- Given instruction -
Below are the records; locate each line with the word "this" and copy it.

- Dataset -
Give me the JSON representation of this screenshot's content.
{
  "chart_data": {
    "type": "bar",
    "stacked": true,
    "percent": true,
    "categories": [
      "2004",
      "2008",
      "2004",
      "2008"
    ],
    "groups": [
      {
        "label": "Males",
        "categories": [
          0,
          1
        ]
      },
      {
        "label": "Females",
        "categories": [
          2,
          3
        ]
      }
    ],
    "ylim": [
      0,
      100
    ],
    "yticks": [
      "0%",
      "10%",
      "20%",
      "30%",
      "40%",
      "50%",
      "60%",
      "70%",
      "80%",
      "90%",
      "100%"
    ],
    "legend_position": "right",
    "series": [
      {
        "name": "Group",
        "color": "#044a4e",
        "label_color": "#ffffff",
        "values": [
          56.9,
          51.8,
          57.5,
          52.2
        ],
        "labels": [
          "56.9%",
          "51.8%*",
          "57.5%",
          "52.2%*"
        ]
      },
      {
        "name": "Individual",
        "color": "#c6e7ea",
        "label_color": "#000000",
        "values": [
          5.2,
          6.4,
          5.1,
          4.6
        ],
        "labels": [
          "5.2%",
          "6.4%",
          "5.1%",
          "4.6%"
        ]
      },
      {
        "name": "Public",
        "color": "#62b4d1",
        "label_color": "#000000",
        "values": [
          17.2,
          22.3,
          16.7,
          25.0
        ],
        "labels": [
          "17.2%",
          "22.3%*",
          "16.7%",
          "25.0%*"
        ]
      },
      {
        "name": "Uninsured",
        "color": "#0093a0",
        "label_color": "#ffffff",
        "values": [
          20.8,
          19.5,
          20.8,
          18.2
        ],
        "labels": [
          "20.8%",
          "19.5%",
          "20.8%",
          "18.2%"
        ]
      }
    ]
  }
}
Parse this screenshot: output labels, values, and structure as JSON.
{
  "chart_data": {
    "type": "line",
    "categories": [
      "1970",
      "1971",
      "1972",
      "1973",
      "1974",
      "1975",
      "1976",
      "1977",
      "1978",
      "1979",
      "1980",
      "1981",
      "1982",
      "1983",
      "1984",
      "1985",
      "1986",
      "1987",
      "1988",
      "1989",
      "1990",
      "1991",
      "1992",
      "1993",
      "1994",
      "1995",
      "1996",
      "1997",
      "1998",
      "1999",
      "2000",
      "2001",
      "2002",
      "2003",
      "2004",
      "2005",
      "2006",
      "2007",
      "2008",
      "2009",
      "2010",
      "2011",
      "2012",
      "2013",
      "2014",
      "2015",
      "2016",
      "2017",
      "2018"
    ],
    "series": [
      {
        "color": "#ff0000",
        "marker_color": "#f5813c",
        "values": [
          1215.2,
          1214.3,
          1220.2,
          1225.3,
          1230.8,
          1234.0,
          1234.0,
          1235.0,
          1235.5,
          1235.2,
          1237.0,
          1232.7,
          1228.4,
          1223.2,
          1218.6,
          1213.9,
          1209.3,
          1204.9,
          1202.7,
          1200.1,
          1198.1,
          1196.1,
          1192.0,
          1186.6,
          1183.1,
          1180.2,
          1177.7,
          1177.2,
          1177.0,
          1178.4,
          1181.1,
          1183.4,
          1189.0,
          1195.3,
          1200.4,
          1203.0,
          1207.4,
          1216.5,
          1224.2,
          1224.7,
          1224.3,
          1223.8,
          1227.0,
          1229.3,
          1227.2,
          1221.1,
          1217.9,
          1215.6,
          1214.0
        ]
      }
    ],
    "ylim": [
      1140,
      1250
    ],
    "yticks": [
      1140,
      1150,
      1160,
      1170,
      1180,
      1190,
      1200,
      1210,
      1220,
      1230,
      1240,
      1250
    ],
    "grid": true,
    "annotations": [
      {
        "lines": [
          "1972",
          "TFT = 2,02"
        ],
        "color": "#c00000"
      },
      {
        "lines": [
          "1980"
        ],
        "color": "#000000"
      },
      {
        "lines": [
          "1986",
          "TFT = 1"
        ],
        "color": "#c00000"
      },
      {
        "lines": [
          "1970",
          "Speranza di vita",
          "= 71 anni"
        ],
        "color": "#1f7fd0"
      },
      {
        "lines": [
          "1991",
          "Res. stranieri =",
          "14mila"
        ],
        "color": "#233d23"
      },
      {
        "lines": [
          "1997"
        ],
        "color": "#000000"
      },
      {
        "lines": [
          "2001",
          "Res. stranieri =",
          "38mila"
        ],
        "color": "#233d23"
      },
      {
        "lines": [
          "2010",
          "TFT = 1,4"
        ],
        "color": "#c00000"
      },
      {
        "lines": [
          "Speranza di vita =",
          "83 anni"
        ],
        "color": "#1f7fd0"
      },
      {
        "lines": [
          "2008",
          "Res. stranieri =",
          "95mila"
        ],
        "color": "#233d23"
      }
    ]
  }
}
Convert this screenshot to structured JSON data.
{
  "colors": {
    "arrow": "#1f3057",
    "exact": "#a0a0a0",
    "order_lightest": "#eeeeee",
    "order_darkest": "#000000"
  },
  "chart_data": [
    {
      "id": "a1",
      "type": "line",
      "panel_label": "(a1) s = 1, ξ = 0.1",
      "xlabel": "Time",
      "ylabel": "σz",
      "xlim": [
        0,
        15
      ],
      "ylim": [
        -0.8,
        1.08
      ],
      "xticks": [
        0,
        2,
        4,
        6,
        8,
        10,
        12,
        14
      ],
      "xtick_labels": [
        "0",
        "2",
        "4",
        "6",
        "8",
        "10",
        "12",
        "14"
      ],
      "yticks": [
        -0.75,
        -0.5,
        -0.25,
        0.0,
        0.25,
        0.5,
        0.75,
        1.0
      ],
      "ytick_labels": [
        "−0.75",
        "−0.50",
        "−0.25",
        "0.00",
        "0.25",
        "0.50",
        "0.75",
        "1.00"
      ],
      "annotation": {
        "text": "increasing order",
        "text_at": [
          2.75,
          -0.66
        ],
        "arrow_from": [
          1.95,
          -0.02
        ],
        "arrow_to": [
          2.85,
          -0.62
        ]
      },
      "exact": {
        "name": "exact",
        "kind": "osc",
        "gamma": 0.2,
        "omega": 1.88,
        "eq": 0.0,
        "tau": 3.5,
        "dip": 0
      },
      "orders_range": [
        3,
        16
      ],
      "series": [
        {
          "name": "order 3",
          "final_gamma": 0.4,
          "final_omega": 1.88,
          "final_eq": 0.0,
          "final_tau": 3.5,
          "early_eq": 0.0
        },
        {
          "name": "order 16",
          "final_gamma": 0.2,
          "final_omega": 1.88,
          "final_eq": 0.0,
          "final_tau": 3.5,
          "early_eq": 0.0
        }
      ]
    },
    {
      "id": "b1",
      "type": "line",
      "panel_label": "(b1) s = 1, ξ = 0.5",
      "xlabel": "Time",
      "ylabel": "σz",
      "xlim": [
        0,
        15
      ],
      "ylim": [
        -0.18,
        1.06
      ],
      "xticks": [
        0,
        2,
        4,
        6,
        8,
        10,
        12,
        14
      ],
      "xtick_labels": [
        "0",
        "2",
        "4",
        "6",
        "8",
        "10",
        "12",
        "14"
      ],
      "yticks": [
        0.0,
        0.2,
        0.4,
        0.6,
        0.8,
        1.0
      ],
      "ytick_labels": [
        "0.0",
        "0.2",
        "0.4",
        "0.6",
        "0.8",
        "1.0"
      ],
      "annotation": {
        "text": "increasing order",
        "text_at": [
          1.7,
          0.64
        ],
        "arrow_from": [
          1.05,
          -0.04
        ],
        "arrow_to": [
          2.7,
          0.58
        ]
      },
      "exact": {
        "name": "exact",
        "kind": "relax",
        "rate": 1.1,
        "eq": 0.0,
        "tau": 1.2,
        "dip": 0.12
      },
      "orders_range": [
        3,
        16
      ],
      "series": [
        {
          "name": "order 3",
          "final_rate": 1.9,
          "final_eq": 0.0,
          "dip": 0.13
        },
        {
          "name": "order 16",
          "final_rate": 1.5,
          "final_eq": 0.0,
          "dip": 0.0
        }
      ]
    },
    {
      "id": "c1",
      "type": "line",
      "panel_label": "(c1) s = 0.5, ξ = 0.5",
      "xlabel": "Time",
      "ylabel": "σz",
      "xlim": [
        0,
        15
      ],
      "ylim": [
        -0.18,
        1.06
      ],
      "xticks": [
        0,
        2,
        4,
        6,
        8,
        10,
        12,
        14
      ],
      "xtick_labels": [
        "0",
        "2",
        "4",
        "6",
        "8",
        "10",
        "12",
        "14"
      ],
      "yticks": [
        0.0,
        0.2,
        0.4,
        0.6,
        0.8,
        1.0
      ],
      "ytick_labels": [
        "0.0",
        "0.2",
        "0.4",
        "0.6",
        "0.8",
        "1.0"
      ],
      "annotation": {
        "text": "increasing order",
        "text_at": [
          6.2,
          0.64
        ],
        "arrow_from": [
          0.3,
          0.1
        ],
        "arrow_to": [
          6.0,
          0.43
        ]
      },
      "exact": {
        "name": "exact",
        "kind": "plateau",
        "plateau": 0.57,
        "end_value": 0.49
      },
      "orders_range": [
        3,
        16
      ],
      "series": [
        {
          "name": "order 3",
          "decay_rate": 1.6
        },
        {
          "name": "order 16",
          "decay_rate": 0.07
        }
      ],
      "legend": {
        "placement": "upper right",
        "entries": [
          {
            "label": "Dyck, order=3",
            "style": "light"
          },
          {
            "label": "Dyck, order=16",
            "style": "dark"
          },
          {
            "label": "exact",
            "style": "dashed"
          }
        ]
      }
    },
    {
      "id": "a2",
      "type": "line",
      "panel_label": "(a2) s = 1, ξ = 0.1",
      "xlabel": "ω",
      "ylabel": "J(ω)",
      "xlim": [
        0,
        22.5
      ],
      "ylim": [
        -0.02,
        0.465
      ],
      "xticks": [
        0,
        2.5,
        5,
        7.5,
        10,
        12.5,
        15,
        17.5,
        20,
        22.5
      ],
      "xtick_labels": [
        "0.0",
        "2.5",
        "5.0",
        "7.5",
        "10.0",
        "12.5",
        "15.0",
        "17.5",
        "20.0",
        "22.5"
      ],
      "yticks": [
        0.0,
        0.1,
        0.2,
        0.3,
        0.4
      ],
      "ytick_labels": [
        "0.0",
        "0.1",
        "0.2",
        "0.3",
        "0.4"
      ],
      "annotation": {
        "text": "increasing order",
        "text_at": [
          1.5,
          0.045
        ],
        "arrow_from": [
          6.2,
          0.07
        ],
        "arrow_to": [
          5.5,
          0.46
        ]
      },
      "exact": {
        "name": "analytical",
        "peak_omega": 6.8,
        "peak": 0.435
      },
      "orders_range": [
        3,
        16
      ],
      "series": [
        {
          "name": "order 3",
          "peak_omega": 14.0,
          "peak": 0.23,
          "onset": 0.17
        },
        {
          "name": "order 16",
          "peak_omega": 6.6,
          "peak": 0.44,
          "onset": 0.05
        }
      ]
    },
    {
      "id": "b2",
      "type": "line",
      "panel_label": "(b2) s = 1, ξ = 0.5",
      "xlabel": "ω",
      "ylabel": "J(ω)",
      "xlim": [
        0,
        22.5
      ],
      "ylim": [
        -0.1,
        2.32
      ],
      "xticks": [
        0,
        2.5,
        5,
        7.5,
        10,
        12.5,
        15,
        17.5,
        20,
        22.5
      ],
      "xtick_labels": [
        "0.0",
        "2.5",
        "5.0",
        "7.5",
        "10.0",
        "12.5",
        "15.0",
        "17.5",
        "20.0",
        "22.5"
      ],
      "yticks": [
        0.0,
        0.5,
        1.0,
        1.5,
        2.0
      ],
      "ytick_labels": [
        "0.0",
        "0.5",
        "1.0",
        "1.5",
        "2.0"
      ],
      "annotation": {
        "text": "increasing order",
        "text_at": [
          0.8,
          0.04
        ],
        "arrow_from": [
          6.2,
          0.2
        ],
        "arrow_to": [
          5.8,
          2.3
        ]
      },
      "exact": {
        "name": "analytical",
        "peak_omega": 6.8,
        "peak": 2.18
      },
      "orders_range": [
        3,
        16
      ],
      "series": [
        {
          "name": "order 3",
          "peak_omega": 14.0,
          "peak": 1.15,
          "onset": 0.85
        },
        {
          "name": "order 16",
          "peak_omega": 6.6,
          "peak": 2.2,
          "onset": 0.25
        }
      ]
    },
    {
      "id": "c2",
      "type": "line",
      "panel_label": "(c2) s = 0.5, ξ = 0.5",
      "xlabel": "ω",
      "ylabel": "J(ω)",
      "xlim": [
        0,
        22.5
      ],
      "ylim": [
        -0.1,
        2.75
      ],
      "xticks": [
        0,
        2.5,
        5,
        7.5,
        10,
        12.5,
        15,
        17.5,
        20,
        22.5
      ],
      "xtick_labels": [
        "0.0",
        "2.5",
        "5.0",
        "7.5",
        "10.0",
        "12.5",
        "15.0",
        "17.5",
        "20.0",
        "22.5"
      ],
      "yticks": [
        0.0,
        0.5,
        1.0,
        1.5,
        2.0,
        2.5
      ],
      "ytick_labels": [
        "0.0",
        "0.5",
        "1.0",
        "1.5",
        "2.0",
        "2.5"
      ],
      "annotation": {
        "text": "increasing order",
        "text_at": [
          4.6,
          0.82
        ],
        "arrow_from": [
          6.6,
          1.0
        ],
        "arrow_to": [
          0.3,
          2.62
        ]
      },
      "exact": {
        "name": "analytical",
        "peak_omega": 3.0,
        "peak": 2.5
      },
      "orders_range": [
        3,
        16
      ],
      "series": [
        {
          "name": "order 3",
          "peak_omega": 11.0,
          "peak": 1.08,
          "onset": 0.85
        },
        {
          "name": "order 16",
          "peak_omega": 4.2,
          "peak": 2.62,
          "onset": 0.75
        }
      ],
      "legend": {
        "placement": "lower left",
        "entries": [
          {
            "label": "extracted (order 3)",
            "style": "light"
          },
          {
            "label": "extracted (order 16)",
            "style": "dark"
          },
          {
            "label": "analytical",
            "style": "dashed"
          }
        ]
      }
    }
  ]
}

- Solved exercise -
Give me the JSON representation of this screenshot's content.
Parse this screenshot: output labels, values, and structure as JSON.
Convert this screenshot to structured JSON data.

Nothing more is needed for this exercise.